-------- LISTED ENTRIES

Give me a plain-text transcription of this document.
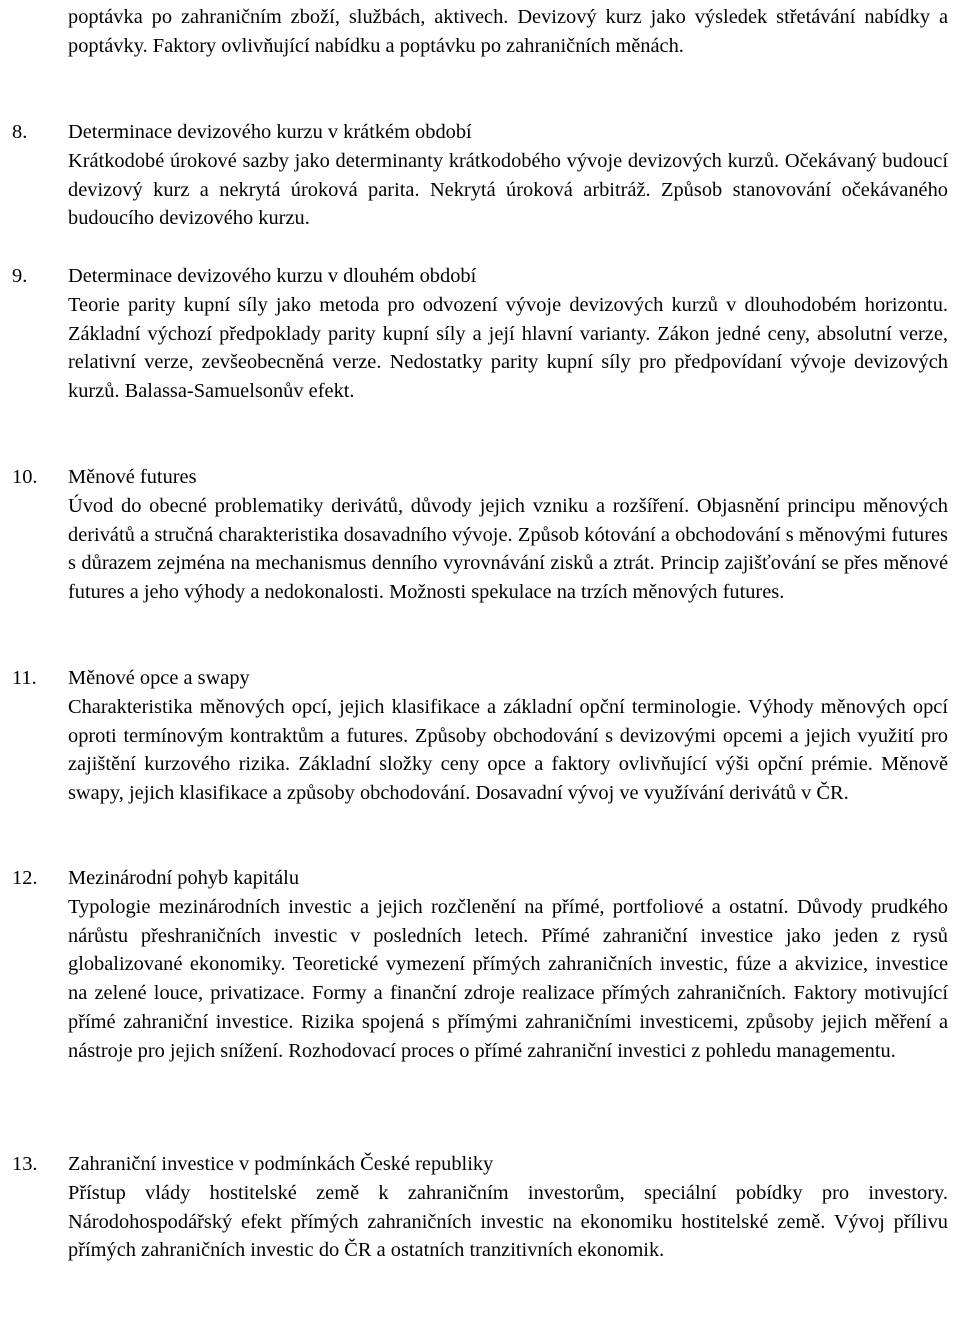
poptávka po zahraničním zboží, službách, aktivech. Devizový kurz jako výsledek střetávání nabídky a poptávky. Faktory ovlivňující nabídku a poptávku po zahraničních měnách.
8.	Determinace devizového kurzu v krátkém období
Krátkodobé úrokové sazby jako determinanty krátkodobého vývoje devizových kurzů. Očekávaný budoucí devizový kurz a nekrytá úroková parita. Nekrytá úroková arbitráž. Způsob stanovování očekávaného budoucího devizového kurzu.
9.	Determinace devizového kurzu v dlouhém období
Teorie parity kupní síly jako metoda pro odvození vývoje devizových kurzů v dlouhodobém horizontu. Základní výchozí předpoklady parity kupní síly a její hlavní varianty. Zákon jedné ceny, absolutní verze, relativní verze, zevšeobecněná verze. Nedostatky parity kupní síly pro předpovídaní vývoje devizových kurzů. Balassa-Samuelsonův efekt.
10.	Měnové futures
Úvod do obecné problematiky derivátů, důvody jejich vzniku a rozšíření. Objasnění principu měnových derivátů a stručná charakteristika dosavadního vývoje. Způsob kótování a obchodování s měnovými futures s důrazem zejména na mechanismus denního vyrovnávání zisků a ztrát. Princip zajišťování se přes měnové futures a jeho výhody a nedokonalosti. Možnosti spekulace na trzích měnových futures.
11.	Měnové opce a swapy
Charakteristika měnových opcí, jejich klasifikace a základní opční terminologie. Výhody měnových opcí oproti termínovým kontraktům a futures. Způsoby obchodování s devizovými opcemi a jejich využití pro zajištění kurzového rizika. Základní složky ceny opce a faktory ovlivňující výši opční prémie. Měnově swapy, jejich klasifikace a způsoby obchodování. Dosavadní vývoj ve využívání derivátů v ČR.
12.	Mezinárodní pohyb kapitálu
Typologie mezinárodních investic a jejich rozčlenění na přímé, portfoliové a ostatní. Důvody prudkého nárůstu přeshraničních investic v posledních letech. Přímé zahraniční investice jako jeden z rysů globalizované ekonomiky. Teoretické vymezení přímých zahraničních investic, fúze a akvizice, investice na zelené louce, privatizace. Formy a finanční zdroje realizace přímých zahraničních. Faktory motivující přímé zahraniční investice. Rizika spojená s přímými zahraničními investicemi, způsoby jejich měření a nástroje pro jejich snížení. Rozhodovací proces o přímé zahraniční investici z pohledu managementu.
13.	Zahraniční investice v podmínkách České republiky
Přístup vlády hostitelské země k zahraničním investorům, speciální pobídky pro investory. Národohospodářský efekt přímých zahraničních investic na ekonomiku hostitelské země. Vývoj přílivu přímých zahraničních investic do ČR a ostatních tranzitivních ekonomik.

----------------

### INSTRUCTIONS TO FOLLOW
Reproduce the material word for word, minus the images.

### CORRECT ANSWER
Give me a plain-text transcription of this document.
poptávka po zahraničním zboží, službách, aktivech. Devizový kurz jako výsledek střetávání nabídky a poptávky. Faktory ovlivňující nabídku a poptávku po zahraničních měnách.
8.	Determinace devizového kurzu v krátkém období
Krátkodobé úrokové sazby jako determinanty krátkodobého vývoje devizových kurzů. Očekávaný budoucí devizový kurz a nekrytá úroková parita. Nekrytá úroková arbitráž. Způsob stanovování očekávaného budoucího devizového kurzu.
9.	Determinace devizového kurzu v dlouhém období
Teorie parity kupní síly jako metoda pro odvození vývoje devizových kurzů v dlouhodobém horizontu. Základní výchozí předpoklady parity kupní síly a její hlavní varianty. Zákon jedné ceny, absolutní verze, relativní verze, zevšeobecněná verze. Nedostatky parity kupní síly pro předpovídaní vývoje devizových kurzů. Balassa-Samuelsonův efekt.
10.	Měnové futures
Úvod do obecné problematiky derivátů, důvody jejich vzniku a rozšíření. Objasnění principu měnových derivátů a stručná charakteristika dosavadního vývoje. Způsob kótování a obchodování s měnovými futures s důrazem zejména na mechanismus denního vyrovnávání zisků a ztrát. Princip zajišťování se přes měnové futures a jeho výhody a nedokonalosti. Možnosti spekulace na trzích měnových futures.
11.	Měnové opce a swapy
Charakteristika měnových opcí, jejich klasifikace a základní opční terminologie. Výhody měnových opcí oproti termínovým kontraktům a futures. Způsoby obchodování s devizovými opcemi a jejich využití pro zajištění kurzového rizika. Základní složky ceny opce a faktory ovlivňující výši opční prémie. Měnově swapy, jejich klasifikace a způsoby obchodování. Dosavadní vývoj ve využívání derivátů v ČR.
12.	Mezinárodní pohyb kapitálu
Typologie mezinárodních investic a jejich rozčlenění na přímé, portfoliové a ostatní. Důvody prudkého nárůstu přeshraničních investic v posledních letech. Přímé zahraniční investice jako jeden z rysů globalizované ekonomiky. Teoretické vymezení přímých zahraničních investic, fúze a akvizice, investice na zelené louce, privatizace. Formy a finanční zdroje realizace přímých zahraničních. Faktory motivující přímé zahraniční investice. Rizika spojená s přímými zahraničními investicemi, způsoby jejich měření a nástroje pro jejich snížení. Rozhodovací proces o přímé zahraniční investici z pohledu managementu.
13.	Zahraniční investice v podmínkách České republiky
Přístup vlády hostitelské země k zahraničním investorům, speciální pobídky pro investory. Národohospodářský efekt přímých zahraničních investic na ekonomiku hostitelské země. Vývoj přílivu přímých zahraničních investic do ČR a ostatních tranzitivních ekonomik.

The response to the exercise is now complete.